Harper et al. (2020) afirma que o medo e a ameaça percebida podem atuar como um fator motivacional para realizar um comportamento que facilita a prevenção do COVID-19, no entanto, outros estudos (Martínez-Lorca et al., 2020; Tsipropoulou et al., 2020) têm alertado para o facto de que níveis de medo baixo ou moderado podem contribuir para o afrouxamento das medidas de segurança, o que tem como consequência maior risco para a saúde de outras pessoas.
Na amostra deste estudo, as mulheres apresentam maior nível de medo à COVID-19, o que corresponde com os resultados de Broche-Pérez (2020) e Tsipropoulou et al. (2020). No contexto da pandemia, as consequências psicológicas que são demonstradas por diversos autores (Lee et al., 2020; Wang et al., 2020) apontam para uma maior incidência de impacto na saúde mental em participantes do género feminino, comparativamente ao masculino. Estas evidências, suportadas pela literatura, são importantes de serem exploradas de modo a que, num futuro próximo, seja possível estruturar intervenções mais eficazes.
A análise de validade concorrente revelou correlações positivas significativas entre o medo da COVID-19 e a ansiedade (avaliada pela BSI), conforme esperado e relatado em estudos anteriores (Ahorsu et al. 2020; Sakib et al. 2020; Satici et al. 2020). Outras investigações já demostraram que em situações de epidemia o número de pessoas psicologicamente afetadas costuma ser maior que o de pessoas acometidas pela infeção, podendo apresentar estados psicológicos negativos, como ansiedade e depressão (Brooks et al., 2020; Ornell et al., 2020).

[Material fornecido]:
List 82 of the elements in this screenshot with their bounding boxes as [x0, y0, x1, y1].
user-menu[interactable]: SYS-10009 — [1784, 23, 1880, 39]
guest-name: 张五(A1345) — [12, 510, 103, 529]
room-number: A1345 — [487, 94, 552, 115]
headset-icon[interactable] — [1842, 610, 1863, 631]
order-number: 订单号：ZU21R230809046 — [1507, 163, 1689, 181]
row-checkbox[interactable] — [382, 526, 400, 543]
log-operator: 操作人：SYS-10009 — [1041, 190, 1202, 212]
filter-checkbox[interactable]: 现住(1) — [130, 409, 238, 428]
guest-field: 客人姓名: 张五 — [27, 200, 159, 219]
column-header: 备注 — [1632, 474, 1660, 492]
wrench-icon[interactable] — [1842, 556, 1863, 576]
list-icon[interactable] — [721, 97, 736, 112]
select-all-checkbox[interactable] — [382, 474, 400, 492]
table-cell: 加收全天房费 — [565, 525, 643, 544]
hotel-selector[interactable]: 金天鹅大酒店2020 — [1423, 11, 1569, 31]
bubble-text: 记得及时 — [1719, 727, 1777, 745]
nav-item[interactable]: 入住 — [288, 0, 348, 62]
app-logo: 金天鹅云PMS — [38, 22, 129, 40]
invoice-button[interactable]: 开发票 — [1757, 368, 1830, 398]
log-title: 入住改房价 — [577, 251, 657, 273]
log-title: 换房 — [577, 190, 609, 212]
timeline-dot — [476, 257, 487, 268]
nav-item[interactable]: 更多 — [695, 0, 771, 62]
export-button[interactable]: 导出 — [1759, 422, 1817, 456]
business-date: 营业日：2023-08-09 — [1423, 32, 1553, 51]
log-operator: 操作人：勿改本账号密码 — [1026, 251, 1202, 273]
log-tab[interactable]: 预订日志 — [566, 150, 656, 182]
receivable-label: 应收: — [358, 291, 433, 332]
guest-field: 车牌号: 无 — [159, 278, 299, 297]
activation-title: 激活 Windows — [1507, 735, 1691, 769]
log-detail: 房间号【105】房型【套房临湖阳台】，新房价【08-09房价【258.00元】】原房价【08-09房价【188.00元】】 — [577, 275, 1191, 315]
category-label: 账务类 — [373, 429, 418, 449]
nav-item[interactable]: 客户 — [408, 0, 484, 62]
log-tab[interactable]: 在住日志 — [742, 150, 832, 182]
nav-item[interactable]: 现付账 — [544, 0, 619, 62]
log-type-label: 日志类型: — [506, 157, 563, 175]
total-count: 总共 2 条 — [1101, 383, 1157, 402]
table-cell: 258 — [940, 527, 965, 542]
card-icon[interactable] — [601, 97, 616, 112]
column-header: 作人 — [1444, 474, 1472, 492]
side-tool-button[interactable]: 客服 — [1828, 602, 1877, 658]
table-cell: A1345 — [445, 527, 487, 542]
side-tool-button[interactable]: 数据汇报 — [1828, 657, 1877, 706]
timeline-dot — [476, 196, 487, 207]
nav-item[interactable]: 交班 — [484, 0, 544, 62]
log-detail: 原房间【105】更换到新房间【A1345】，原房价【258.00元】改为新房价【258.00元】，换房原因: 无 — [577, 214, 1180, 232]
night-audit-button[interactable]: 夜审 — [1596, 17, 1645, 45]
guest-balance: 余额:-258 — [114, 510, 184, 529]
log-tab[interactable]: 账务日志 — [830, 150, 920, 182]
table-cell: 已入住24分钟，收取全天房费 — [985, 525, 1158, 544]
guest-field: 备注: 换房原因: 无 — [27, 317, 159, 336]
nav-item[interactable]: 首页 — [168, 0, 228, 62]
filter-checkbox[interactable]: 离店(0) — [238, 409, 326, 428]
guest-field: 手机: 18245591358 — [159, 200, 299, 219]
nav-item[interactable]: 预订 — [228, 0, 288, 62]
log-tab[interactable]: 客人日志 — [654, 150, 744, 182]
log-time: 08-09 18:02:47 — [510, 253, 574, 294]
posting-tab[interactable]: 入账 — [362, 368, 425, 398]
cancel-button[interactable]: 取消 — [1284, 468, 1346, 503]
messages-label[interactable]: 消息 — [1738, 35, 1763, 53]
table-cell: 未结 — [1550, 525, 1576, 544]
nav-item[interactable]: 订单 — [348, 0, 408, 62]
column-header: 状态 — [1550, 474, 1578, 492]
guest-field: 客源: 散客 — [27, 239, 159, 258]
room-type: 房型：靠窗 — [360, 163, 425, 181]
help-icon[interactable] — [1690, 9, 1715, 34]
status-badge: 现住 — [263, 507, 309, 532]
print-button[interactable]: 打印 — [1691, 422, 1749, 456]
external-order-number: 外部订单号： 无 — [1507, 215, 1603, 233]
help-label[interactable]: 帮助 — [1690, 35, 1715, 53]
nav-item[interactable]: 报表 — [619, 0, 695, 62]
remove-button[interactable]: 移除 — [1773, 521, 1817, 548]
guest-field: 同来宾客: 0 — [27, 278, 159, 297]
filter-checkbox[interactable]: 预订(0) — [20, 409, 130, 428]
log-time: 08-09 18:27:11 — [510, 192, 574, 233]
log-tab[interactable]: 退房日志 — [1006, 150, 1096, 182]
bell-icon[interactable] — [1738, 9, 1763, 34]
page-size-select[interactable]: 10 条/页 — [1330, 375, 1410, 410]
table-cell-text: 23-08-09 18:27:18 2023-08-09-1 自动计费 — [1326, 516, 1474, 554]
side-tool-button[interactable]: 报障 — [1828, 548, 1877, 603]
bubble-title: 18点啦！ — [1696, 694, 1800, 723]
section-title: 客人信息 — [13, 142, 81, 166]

[Exercícios propostos]:
**1)** Transcreve fielmente o excerto do texto sobre o medo da COVID-19, de "Harper et al." a "de outras pessoas.".
**2)** No texto sobre o medo da COVID-19, identifica todas as referências (autores e ano) citadas no parágrafo que começa por "A análise de validade concorrente".

[Soluções]:
**1)**
Harper et al. (2020) afirma que o medo e a ameaça percebida podem atuar como um fator motivacional para realizar um comportamento que facilita a prevenção do COVID-19, no entanto, outros estudos (Martínez-Lorca et al., 2020; Tsipropoulou et al., 2020) têm alertado para o facto de que níveis de medo baixo ou moderado podem contribuir para o afrouxamento das medidas de segurança, o que tem como consequência maior risco para a saúde de outras pessoas.

**2)** Ahorsu et al. (2020); Sakib et al. (2020); Satici et al. (2020); Brooks et al. (2020); Ornell et al. (2020).